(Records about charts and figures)
◆ ◆ ◆

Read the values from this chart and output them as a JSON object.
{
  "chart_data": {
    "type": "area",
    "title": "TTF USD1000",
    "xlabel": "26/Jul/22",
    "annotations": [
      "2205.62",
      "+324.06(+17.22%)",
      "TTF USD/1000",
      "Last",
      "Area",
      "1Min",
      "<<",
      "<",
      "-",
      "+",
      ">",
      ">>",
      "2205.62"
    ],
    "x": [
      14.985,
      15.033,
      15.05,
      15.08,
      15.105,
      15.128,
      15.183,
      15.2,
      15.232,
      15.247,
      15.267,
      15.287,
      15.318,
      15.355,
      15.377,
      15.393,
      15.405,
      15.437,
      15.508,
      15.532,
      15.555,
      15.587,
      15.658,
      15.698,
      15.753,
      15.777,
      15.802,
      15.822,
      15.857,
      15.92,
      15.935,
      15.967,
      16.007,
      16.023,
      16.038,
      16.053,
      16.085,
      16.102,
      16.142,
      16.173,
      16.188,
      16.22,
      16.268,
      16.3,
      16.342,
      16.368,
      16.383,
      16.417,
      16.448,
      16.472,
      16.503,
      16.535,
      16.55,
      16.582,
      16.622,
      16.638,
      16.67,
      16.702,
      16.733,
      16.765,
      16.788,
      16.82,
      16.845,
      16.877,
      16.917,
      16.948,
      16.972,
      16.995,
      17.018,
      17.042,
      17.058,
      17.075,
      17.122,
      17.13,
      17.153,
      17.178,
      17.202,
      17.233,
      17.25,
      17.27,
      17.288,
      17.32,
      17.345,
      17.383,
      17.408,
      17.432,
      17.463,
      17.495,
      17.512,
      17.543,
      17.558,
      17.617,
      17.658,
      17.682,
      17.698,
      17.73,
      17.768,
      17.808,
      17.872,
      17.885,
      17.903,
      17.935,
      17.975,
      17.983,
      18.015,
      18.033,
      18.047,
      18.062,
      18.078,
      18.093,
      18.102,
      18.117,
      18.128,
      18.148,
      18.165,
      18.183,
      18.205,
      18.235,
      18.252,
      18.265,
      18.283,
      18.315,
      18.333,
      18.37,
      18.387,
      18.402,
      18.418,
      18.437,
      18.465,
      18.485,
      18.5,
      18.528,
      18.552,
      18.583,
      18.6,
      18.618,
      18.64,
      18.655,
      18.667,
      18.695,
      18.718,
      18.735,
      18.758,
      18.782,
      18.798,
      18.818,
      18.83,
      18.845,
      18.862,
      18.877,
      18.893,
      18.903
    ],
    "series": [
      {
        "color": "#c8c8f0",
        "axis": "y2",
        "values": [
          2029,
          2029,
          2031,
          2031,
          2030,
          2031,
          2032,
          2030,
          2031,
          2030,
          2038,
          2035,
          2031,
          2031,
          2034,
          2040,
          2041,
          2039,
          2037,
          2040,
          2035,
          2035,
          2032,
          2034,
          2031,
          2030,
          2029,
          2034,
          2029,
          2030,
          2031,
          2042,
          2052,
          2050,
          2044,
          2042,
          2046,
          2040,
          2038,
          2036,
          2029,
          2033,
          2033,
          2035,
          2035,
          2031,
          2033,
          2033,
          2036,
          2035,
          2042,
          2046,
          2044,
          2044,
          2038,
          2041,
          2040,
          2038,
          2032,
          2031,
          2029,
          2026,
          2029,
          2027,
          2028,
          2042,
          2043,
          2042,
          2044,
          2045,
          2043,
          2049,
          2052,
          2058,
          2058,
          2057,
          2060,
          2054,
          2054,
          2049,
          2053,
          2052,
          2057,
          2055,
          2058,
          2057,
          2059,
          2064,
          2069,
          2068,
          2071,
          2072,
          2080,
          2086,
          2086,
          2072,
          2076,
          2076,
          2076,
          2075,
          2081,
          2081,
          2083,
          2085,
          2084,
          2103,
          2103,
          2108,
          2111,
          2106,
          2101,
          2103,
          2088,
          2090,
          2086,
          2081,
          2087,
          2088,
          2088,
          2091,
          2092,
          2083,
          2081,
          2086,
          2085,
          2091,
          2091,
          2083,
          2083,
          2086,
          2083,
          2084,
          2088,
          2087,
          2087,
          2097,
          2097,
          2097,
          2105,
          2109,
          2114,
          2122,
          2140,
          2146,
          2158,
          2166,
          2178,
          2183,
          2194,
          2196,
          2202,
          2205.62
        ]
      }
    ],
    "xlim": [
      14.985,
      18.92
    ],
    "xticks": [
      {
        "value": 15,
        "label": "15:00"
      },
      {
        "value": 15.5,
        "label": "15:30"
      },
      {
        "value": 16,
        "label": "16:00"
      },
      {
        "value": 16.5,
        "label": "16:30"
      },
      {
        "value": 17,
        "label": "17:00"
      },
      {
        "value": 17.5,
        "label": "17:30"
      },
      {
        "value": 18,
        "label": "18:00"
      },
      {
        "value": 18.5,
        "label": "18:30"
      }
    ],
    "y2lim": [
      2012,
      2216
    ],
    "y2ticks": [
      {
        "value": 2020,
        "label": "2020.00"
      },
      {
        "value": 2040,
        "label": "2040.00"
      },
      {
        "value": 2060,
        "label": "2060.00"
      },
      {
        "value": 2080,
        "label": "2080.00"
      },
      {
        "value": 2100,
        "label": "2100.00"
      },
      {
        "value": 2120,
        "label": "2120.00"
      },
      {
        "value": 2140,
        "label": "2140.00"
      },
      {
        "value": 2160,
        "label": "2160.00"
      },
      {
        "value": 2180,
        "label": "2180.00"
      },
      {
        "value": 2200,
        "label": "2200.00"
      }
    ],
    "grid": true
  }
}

◆ ◆ ◆

WORK TO DO: Your task is to repeat each line of the material exactly.

EXERCISE RESPONSE:
Read the values from this chart and output them as a JSON object.
{
  "chart_data": {
    "type": "area",
    "title": "TTF USD1000",
    "xlabel": "26/Jul/22",
    "annotations": [
      "2205.62",
      "+324.06(+17.22%)",
      "TTF USD/1000",
      "Last",
      "Area",
      "1Min",
      "<<",
      "<",
      "-",
      "+",
      ">",
      ">>",
      "2205.62"
    ],
    "x": [
      14.985,
      15.033,
      15.05,
      15.08,
      15.105,
      15.128,
      15.183,
      15.2,
      15.232,
      15.247,
      15.267,
      15.287,
      15.318,
      15.355,
      15.377,
      15.393,
      15.405,
      15.437,
      15.508,
      15.532,
      15.555,
      15.587,
      15.658,
      15.698,
      15.753,
      15.777,
      15.802,
      15.822,
      15.857,
      15.92,
      15.935,
      15.967,
      16.007,
      16.023,
      16.038,
      16.053,
      16.085,
      16.102,
      16.142,
      16.173,
      16.188,
      16.22,
      16.268,
      16.3,
      16.342,
      16.368,
      16.383,
      16.417,
      16.448,
      16.472,
      16.503,
      16.535,
      16.55,
      16.582,
      16.622,
      16.638,
      16.67,
      16.702,
      16.733,
      16.765,
      16.788,
      16.82,
      16.845,
      16.877,
      16.917,
      16.948,
      16.972,
      16.995,
      17.018,
      17.042,
      17.058,
      17.075,
      17.122,
      17.13,
      17.153,
      17.178,
      17.202,
      17.233,
      17.25,
      17.27,
      17.288,
      17.32,
      17.345,
      17.383,
      17.408,
      17.432,
      17.463,
      17.495,
      17.512,
      17.543,
      17.558,
      17.617,
      17.658,
      17.682,
      17.698,
      17.73,
      17.768,
      17.808,
      17.872,
      17.885,
      17.903,
      17.935,
      17.975,
      17.983,
      18.015,
      18.033,
      18.047,
      18.062,
      18.078,
      18.093,
      18.102,
      18.117,
      18.128,
      18.148,
      18.165,
      18.183,
      18.205,
      18.235,
      18.252,
      18.265,
      18.283,
      18.315,
      18.333,
      18.37,
      18.387,
      18.402,
      18.418,
      18.437,
      18.465,
      18.485,
      18.5,
      18.528,
      18.552,
      18.583,
      18.6,
      18.618,
      18.64,
      18.655,
      18.667,
      18.695,
      18.718,
      18.735,
      18.758,
      18.782,
      18.798,
      18.818,
      18.83,
      18.845,
      18.862,
      18.877,
      18.893,
      18.903
    ],
    "series": [
      {
        "color": "#c8c8f0",
        "axis": "y2",
        "values": [
          2029,
          2029,
          2031,
          2031,
          2030,
          2031,
          2032,
          2030,
          2031,
          2030,
          2038,
          2035,
          2031,
          2031,
          2034,
          2040,
          2041,
          2039,
          2037,
          2040,
          2035,
          2035,
          2032,
          2034,
          2031,
          2030,
          2029,
          2034,
          2029,
          2030,
          2031,
          2042,
          2052,
          2050,
          2044,
          2042,
          2046,
          2040,
          2038,
          2036,
          2029,
          2033,
          2033,
          2035,
          2035,
          2031,
          2033,
          2033,
          2036,
          2035,
          2042,
          2046,
          2044,
          2044,
          2038,
          2041,
          2040,
          2038,
          2032,
          2031,
          2029,
          2026,
          2029,
          2027,
          2028,
          2042,
          2043,
          2042,
          2044,
          2045,
          2043,
          2049,
          2052,
          2058,
          2058,
          2057,
          2060,
          2054,
          2054,
          2049,
          2053,
          2052,
          2057,
          2055,
          2058,
          2057,
          2059,
          2064,
          2069,
          2068,
          2071,
          2072,
          2080,
          2086,
          2086,
          2072,
          2076,
          2076,
          2076,
          2075,
          2081,
          2081,
          2083,
          2085,
          2084,
          2103,
          2103,
          2108,
          2111,
          2106,
          2101,
          2103,
          2088,
          2090,
          2086,
          2081,
          2087,
          2088,
          2088,
          2091,
          2092,
          2083,
          2081,
          2086,
          2085,
          2091,
          2091,
          2083,
          2083,
          2086,
          2083,
          2084,
          2088,
          2087,
          2087,
          2097,
          2097,
          2097,
          2105,
          2109,
          2114,
          2122,
          2140,
          2146,
          2158,
          2166,
          2178,
          2183,
          2194,
          2196,
          2202,
          2205.62
        ]
      }
    ],
    "xlim": [
      14.985,
      18.92
    ],
    "xticks": [
      {
        "value": 15,
        "label": "15:00"
      },
      {
        "value": 15.5,
        "label": "15:30"
      },
      {
        "value": 16,
        "label": "16:00"
      },
      {
        "value": 16.5,
        "label": "16:30"
      },
      {
        "value": 17,
        "label": "17:00"
      },
      {
        "value": 17.5,
        "label": "17:30"
      },
      {
        "value": 18,
        "label": "18:00"
      },
      {
        "value": 18.5,
        "label": "18:30"
      }
    ],
    "y2lim": [
      2012,
      2216
    ],
    "y2ticks": [
      {
        "value": 2020,
        "label": "2020.00"
      },
      {
        "value": 2040,
        "label": "2040.00"
      },
      {
        "value": 2060,
        "label": "2060.00"
      },
      {
        "value": 2080,
        "label": "2080.00"
      },
      {
        "value": 2100,
        "label": "2100.00"
      },
      {
        "value": 2120,
        "label": "2120.00"
      },
      {
        "value": 2140,
        "label": "2140.00"
      },
      {
        "value": 2160,
        "label": "2160.00"
      },
      {
        "value": 2180,
        "label": "2180.00"
      },
      {
        "value": 2200,
        "label": "2200.00"
      }
    ],
    "grid": true
  }
}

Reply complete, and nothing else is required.